→ Written problem
Where does the string "маршру" appear in the records? Copy every line that contains it.

→ Extracted data
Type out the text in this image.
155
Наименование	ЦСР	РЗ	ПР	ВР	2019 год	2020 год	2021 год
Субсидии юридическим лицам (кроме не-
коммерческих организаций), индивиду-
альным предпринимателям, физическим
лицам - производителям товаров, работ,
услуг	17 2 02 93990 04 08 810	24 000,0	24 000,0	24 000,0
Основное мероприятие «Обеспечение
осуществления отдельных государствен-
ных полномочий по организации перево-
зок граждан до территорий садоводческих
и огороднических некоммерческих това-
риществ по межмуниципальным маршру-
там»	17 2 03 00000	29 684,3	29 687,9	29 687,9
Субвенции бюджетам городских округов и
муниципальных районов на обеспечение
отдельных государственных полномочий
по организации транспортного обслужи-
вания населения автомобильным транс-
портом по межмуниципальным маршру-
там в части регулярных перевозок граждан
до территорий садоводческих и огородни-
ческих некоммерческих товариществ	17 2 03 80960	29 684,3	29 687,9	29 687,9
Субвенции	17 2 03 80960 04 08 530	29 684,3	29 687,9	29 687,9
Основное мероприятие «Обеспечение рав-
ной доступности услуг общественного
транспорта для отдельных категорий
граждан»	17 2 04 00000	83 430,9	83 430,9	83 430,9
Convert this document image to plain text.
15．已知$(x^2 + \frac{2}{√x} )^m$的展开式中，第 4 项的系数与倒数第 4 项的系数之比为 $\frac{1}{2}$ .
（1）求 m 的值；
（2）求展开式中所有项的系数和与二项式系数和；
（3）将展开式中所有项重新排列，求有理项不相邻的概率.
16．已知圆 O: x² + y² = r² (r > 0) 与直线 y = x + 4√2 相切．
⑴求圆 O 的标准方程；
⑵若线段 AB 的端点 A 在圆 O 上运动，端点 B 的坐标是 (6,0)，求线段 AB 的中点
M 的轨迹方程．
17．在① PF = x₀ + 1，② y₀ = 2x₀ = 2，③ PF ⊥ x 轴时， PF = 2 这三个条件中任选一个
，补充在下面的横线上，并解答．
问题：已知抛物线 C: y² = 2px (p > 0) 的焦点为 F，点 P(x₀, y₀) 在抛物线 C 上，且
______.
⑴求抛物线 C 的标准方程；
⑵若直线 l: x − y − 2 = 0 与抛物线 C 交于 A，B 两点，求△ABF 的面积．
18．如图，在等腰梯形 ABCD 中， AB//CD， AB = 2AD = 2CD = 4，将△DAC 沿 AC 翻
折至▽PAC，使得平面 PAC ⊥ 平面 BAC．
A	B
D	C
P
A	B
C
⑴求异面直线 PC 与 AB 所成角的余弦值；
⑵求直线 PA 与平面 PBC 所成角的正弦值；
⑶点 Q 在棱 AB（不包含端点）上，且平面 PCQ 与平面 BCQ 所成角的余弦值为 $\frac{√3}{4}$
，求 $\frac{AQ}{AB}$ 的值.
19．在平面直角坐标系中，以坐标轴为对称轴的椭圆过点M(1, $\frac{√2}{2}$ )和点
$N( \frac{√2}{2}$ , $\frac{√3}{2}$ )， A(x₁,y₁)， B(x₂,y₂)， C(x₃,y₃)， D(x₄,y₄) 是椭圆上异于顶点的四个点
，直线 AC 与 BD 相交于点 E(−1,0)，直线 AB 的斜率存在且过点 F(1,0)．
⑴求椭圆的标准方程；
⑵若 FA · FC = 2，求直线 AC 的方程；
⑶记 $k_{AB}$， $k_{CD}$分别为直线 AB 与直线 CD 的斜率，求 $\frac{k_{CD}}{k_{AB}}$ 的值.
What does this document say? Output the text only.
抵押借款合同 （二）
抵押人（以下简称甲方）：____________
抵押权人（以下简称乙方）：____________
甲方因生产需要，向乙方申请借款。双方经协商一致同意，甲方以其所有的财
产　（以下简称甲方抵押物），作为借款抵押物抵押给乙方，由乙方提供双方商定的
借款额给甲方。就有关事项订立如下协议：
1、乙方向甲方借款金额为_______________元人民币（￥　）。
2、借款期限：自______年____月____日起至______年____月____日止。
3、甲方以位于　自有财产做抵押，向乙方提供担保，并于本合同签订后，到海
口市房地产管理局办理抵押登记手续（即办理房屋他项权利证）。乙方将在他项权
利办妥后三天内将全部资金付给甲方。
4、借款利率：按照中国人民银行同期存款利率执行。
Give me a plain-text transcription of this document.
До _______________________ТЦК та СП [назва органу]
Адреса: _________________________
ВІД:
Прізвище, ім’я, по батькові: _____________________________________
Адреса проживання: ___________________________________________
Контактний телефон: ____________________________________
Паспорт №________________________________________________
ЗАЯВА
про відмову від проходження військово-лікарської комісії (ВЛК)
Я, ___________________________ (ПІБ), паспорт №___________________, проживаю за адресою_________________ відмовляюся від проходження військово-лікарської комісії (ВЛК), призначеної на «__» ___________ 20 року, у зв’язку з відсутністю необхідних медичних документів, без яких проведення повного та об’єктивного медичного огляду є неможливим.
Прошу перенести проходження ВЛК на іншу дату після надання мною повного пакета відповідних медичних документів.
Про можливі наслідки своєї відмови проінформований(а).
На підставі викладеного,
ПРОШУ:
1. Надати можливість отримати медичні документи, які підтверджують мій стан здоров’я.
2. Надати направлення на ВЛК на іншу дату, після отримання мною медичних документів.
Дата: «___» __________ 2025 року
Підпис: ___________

→ Output for this exercise
риществ по межмуниципальным маршру-
портом по межмуниципальным маршру-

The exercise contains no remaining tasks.